**Data for processing**:
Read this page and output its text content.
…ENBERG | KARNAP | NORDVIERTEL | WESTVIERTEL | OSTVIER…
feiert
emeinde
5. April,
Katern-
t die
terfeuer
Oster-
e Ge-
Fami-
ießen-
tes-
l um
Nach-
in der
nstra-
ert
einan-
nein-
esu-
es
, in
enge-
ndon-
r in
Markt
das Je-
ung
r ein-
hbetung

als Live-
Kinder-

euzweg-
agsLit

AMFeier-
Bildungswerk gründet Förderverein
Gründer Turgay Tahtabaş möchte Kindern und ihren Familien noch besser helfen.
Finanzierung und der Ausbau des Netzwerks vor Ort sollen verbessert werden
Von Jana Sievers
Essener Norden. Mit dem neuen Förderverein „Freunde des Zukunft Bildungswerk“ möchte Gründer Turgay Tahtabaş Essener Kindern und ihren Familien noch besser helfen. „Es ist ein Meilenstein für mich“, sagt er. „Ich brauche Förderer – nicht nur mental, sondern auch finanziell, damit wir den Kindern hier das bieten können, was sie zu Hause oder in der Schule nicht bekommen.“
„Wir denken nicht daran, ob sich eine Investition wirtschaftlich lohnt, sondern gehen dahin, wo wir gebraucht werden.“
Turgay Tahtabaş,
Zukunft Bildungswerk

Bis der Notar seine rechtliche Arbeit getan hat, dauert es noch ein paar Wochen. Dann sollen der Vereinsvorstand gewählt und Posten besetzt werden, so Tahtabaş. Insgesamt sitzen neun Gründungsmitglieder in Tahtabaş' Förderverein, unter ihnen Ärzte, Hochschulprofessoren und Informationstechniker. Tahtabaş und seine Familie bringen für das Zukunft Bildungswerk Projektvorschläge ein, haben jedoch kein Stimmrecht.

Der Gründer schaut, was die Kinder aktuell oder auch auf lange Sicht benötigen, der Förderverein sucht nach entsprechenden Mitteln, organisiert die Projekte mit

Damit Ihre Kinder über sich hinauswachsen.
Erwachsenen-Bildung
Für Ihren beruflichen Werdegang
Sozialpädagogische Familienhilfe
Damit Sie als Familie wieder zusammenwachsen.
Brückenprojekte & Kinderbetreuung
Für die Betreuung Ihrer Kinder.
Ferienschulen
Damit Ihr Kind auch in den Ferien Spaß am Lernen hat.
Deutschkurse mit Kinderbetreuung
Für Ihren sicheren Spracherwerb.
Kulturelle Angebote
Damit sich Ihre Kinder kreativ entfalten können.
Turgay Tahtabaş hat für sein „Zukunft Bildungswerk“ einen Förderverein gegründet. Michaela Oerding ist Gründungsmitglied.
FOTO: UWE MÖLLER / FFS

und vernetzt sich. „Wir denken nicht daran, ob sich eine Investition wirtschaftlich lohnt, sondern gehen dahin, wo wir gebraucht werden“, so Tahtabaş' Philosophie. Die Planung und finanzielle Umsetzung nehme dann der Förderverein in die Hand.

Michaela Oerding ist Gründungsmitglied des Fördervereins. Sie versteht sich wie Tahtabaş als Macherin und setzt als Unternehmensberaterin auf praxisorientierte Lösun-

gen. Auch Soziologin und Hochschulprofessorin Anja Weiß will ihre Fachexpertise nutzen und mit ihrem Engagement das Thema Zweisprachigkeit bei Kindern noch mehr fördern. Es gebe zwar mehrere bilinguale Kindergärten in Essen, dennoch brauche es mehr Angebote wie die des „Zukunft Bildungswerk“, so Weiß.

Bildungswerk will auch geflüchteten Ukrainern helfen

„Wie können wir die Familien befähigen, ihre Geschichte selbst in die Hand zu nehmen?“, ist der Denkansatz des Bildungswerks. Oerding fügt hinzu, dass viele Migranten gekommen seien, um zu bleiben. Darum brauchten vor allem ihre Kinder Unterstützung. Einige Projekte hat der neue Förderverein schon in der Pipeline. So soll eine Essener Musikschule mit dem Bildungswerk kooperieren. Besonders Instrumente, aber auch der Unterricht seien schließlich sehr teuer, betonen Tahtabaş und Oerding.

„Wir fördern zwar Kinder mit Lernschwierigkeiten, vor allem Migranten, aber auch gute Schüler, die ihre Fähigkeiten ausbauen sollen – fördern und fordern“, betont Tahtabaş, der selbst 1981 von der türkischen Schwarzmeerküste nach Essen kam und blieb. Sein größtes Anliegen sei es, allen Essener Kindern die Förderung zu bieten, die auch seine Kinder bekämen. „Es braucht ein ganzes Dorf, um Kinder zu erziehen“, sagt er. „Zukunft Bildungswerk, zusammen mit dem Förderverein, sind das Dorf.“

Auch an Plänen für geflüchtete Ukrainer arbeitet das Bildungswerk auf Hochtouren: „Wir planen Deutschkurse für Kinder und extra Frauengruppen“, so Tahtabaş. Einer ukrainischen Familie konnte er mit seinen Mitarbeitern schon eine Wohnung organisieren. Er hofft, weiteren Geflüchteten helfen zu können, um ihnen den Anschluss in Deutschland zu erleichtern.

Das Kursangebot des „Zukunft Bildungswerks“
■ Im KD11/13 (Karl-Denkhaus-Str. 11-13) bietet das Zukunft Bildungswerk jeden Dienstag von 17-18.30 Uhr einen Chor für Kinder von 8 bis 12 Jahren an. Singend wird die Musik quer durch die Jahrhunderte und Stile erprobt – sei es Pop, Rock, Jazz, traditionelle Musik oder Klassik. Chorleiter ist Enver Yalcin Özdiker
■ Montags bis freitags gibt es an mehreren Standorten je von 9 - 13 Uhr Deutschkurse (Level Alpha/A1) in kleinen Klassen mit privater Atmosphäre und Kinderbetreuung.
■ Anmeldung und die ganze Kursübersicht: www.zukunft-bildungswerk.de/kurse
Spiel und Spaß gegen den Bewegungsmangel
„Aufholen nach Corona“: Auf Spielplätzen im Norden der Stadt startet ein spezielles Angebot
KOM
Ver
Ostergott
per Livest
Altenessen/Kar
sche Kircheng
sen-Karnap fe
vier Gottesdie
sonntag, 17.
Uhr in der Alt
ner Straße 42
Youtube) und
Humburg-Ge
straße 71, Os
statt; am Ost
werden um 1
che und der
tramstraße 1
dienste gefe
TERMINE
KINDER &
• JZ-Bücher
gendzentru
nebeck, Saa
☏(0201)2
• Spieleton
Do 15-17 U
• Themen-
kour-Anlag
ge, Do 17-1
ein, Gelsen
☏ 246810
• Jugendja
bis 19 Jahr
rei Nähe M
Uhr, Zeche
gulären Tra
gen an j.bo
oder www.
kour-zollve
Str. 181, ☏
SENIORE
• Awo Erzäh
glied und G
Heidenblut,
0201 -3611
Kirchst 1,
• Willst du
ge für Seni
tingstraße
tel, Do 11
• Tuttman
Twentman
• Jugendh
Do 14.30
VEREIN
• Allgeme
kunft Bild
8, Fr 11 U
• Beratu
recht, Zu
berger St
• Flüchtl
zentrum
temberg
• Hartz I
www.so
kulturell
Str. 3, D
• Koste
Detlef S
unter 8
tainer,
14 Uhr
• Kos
* * *
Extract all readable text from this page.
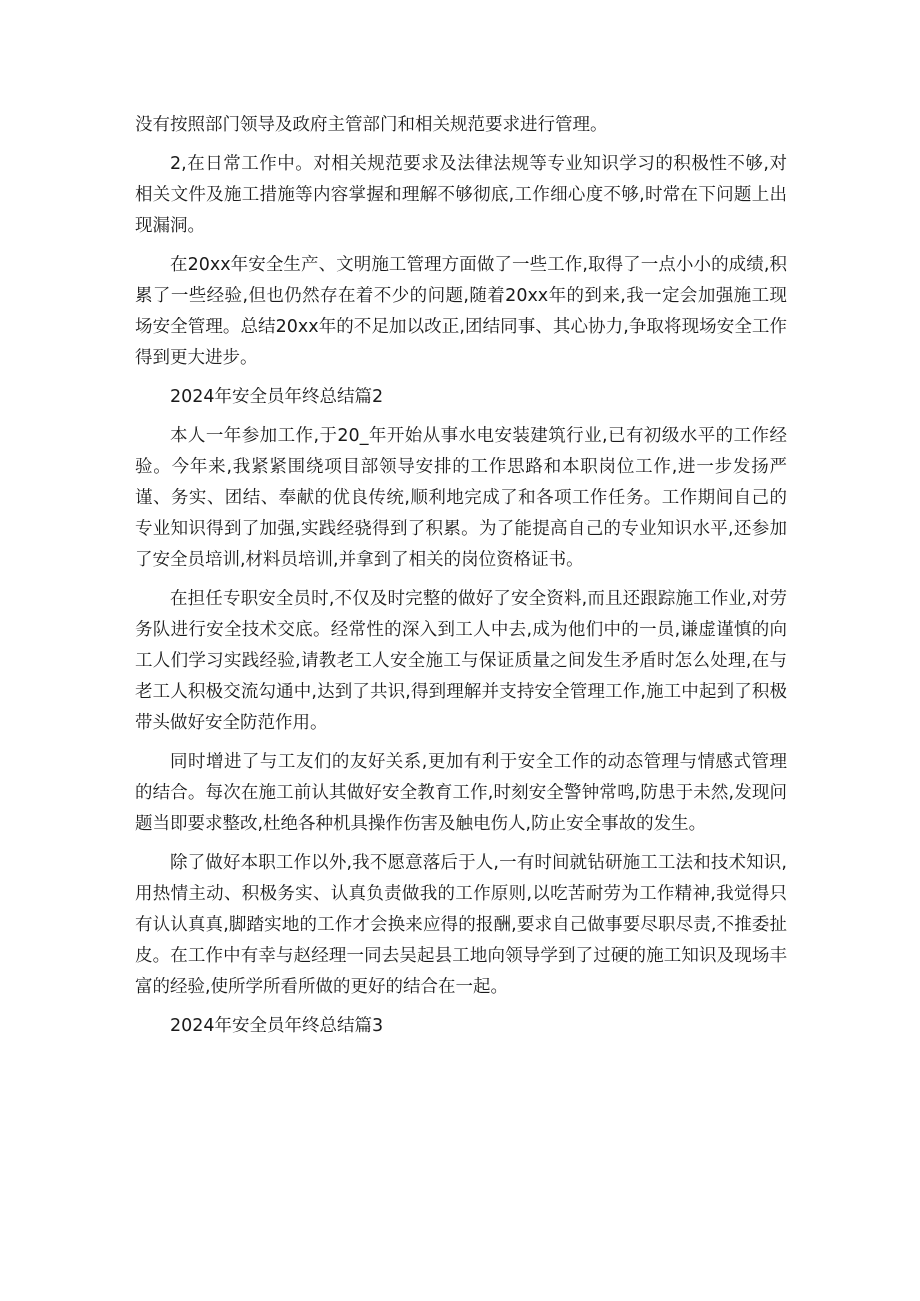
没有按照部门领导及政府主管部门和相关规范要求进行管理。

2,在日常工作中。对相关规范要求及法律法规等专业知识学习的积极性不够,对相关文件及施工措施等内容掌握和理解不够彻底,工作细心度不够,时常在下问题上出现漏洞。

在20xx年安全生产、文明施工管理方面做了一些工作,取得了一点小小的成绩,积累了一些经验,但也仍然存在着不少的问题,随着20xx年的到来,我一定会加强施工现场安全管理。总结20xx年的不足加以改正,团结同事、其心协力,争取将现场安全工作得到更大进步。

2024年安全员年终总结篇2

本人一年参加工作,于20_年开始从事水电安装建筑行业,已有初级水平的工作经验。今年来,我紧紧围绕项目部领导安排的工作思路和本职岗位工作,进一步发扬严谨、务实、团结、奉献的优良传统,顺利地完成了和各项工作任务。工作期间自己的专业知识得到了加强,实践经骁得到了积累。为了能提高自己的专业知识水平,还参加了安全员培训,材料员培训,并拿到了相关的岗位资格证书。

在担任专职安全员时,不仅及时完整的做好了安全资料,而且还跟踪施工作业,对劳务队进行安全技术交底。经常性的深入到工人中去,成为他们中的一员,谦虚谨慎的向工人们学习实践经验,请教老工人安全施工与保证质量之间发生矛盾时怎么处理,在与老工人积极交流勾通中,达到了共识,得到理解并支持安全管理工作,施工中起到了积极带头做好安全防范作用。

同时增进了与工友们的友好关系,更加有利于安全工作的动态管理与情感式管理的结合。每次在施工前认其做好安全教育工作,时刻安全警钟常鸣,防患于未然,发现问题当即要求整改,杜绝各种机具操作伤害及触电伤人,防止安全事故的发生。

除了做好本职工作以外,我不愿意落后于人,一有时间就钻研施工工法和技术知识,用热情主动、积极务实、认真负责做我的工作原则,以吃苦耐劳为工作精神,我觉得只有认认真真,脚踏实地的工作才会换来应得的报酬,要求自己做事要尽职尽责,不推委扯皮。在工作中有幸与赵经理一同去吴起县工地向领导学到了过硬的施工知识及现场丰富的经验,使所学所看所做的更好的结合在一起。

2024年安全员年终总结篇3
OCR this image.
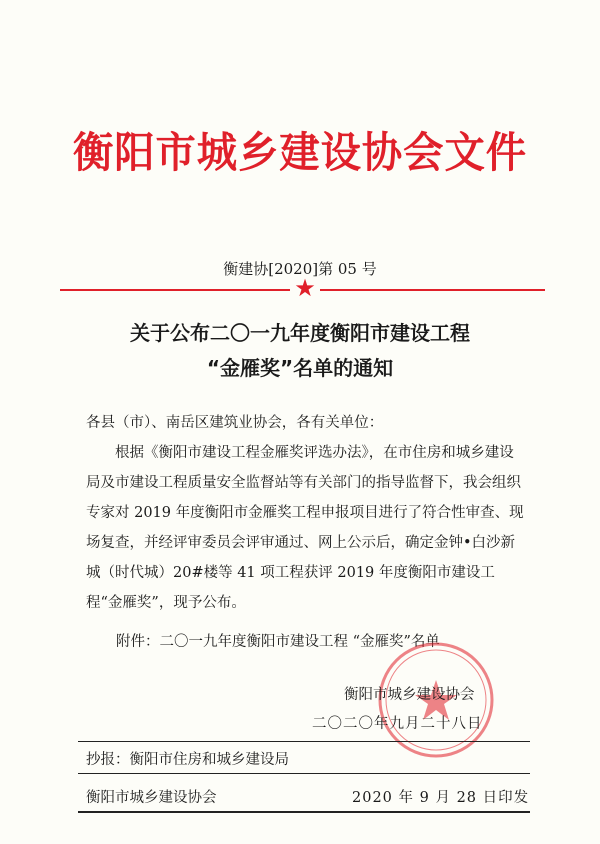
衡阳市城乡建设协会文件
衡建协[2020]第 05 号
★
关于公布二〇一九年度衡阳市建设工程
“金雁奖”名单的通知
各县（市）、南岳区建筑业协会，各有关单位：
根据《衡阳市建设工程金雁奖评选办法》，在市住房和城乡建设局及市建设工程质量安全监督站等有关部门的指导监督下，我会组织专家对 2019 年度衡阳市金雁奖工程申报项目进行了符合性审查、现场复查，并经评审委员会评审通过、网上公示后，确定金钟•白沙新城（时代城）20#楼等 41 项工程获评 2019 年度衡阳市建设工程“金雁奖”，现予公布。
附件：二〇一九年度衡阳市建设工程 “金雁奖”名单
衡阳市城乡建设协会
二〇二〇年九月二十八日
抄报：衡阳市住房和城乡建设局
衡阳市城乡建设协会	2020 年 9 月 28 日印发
...
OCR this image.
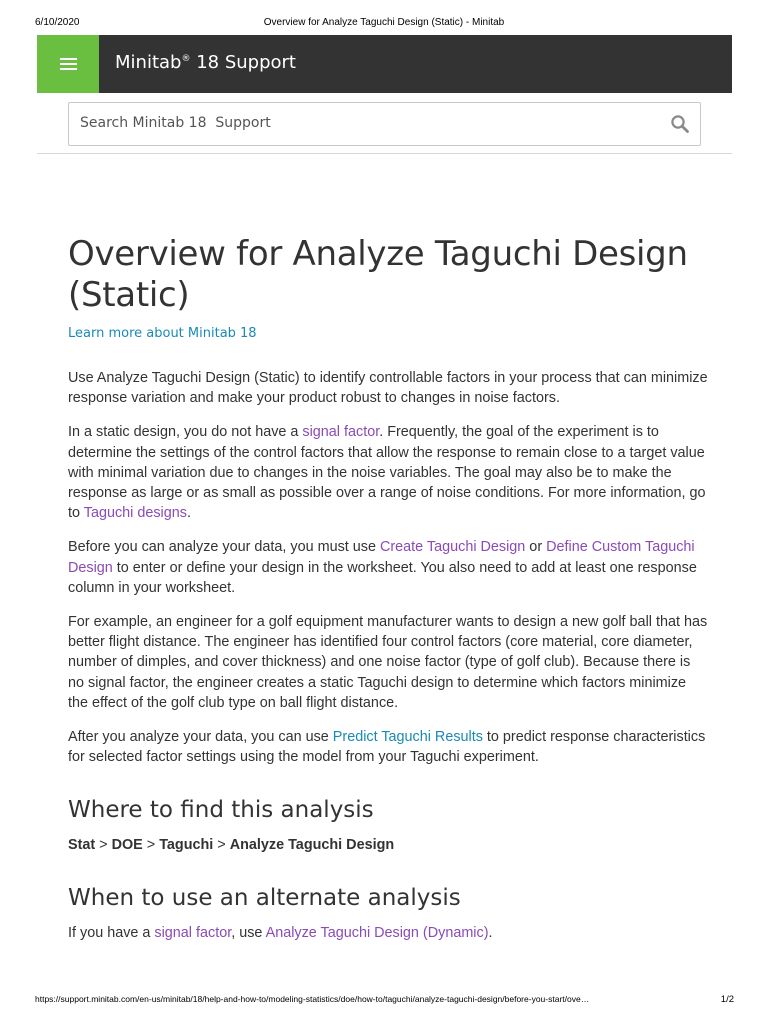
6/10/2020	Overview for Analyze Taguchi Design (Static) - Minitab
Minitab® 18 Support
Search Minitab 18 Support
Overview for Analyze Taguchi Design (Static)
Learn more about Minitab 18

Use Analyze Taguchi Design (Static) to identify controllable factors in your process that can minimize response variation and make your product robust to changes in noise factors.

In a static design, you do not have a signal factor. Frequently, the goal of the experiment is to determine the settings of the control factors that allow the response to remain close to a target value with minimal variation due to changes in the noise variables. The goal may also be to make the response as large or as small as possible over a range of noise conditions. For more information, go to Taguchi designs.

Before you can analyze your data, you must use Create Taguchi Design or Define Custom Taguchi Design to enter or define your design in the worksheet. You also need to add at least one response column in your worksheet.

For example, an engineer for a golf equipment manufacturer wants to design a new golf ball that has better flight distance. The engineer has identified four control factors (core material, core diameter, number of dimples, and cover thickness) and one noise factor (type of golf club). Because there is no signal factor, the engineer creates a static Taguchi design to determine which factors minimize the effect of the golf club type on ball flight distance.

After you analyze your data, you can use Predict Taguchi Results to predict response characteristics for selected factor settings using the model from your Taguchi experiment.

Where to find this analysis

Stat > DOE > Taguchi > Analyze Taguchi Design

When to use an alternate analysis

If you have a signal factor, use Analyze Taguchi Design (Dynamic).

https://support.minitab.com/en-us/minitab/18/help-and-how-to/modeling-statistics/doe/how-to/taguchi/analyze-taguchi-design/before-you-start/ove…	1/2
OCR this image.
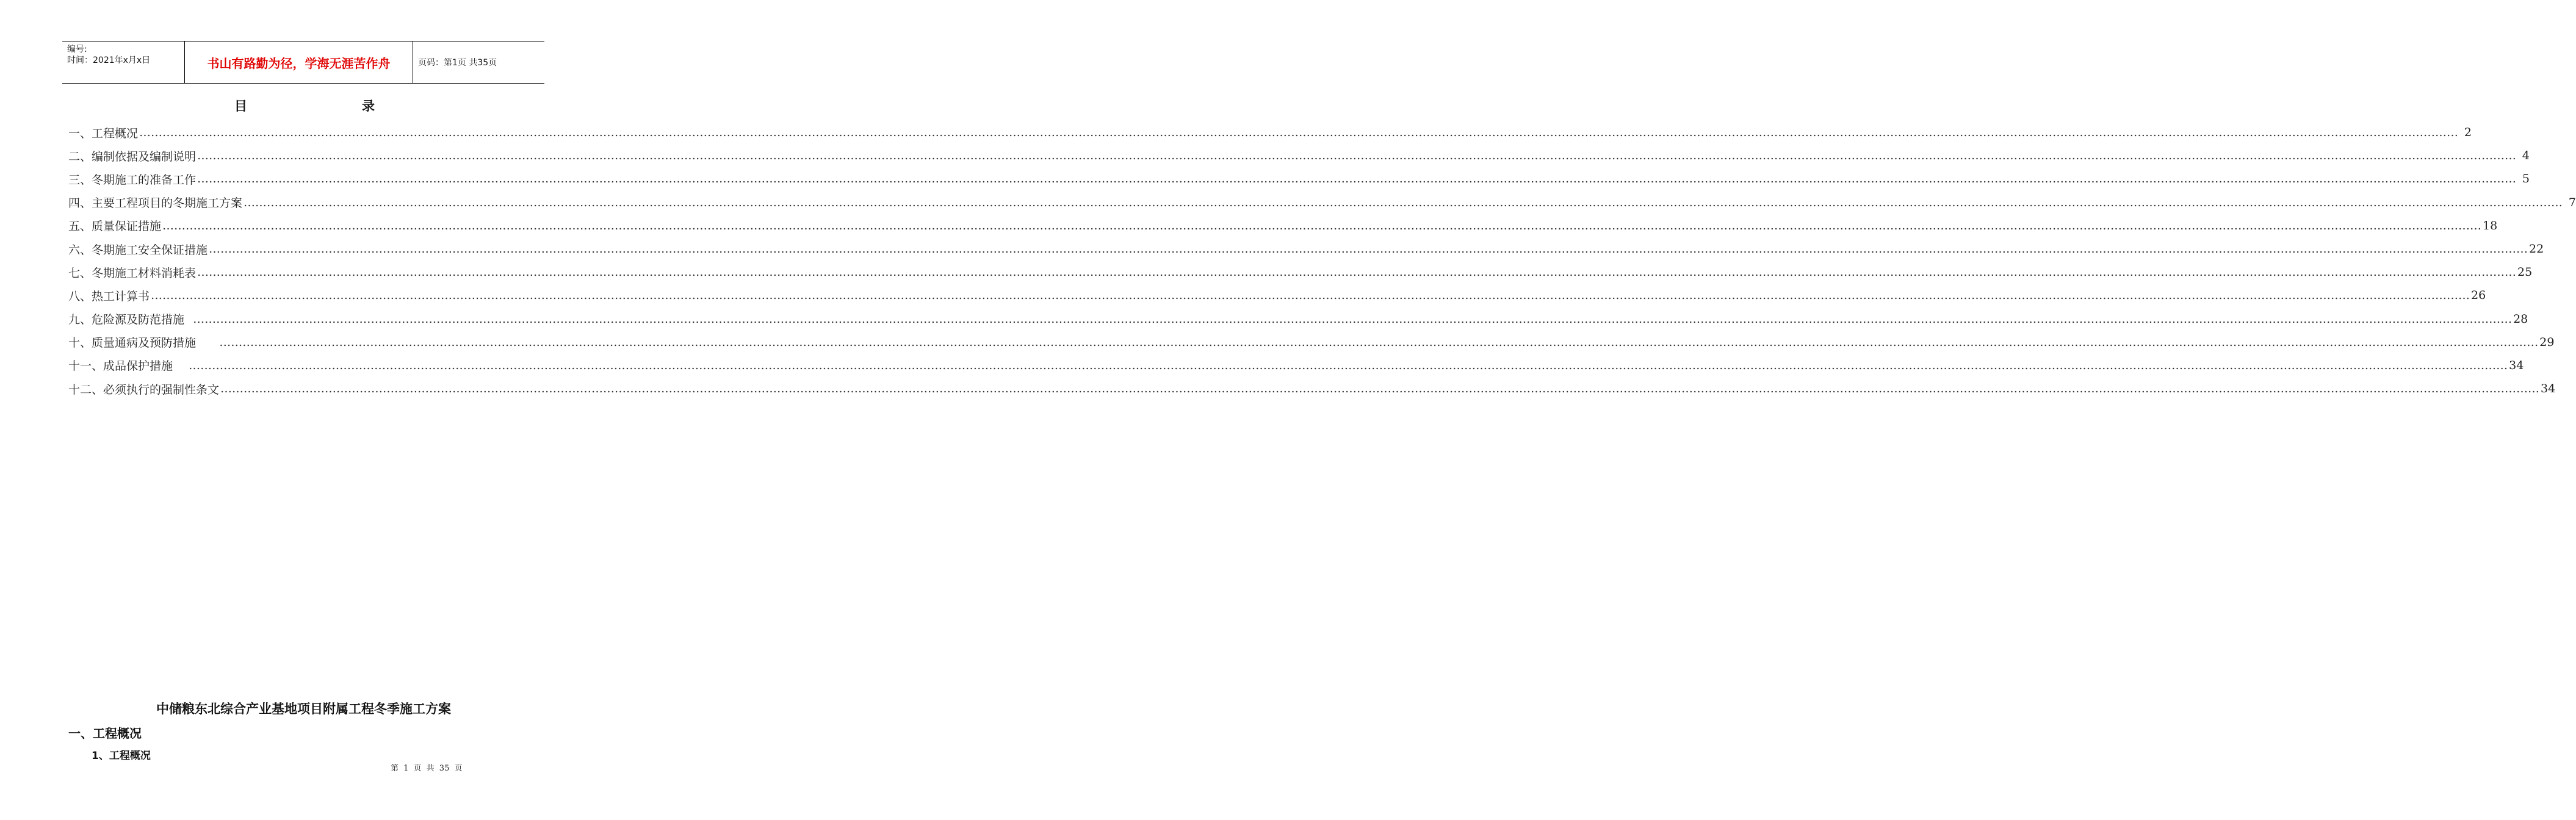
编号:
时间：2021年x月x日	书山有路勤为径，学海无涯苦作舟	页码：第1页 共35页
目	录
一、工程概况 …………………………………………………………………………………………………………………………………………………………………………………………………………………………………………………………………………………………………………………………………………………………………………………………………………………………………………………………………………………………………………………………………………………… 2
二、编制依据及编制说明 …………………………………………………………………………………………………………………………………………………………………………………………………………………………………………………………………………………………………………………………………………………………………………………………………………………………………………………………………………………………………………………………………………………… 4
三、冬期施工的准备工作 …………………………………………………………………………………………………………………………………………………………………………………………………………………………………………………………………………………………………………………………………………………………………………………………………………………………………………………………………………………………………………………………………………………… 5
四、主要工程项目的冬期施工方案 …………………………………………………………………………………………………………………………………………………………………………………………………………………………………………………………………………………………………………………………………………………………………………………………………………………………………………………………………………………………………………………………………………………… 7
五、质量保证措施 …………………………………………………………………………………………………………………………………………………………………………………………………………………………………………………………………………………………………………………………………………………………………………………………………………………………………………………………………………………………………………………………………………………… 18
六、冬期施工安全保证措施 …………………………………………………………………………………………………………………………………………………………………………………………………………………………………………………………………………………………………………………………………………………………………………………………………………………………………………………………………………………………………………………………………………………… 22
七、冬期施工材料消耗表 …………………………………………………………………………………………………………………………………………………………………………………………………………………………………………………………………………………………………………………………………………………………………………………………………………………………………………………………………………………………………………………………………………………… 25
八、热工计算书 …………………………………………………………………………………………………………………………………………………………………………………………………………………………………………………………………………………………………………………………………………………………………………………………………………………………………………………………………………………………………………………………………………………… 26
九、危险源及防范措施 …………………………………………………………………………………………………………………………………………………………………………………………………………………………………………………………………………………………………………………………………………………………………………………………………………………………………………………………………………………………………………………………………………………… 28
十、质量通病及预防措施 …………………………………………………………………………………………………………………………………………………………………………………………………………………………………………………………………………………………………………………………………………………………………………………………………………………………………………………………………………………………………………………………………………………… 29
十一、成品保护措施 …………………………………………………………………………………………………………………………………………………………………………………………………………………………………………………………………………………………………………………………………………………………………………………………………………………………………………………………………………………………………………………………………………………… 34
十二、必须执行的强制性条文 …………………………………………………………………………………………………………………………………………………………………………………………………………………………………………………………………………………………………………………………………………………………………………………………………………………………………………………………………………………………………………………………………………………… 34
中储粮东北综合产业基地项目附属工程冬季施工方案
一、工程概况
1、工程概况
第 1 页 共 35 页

**Written task**:
Find every line in the records above that holds the word "Turgay", and copy each one.

**Exercise result**:
Gründer Turgay Tahtabaş möchte Kindern und ihren Familien noch besser helfen.
Essener Norden. Mit dem neuen Förderverein „Freunde des Zukunft Bildungswerk“ möchte Gründer Turgay Tahtabaş Essener Kindern und ihren Familien noch besser helfen. „Es ist ein Meilenstein für mich“, sagt er. „Ich brauche Förderer – nicht nur mental, sondern auch finanziell, damit wir den Kindern hier das bieten können, was sie zu Hause oder in der Schule nicht bekommen.“
Turgay Tahtabaş,
Turgay Tahtabaş hat für sein „Zukunft Bildungswerk“ einen Förderverein gegründet. Michaela Oerding ist Gründungsmitglied.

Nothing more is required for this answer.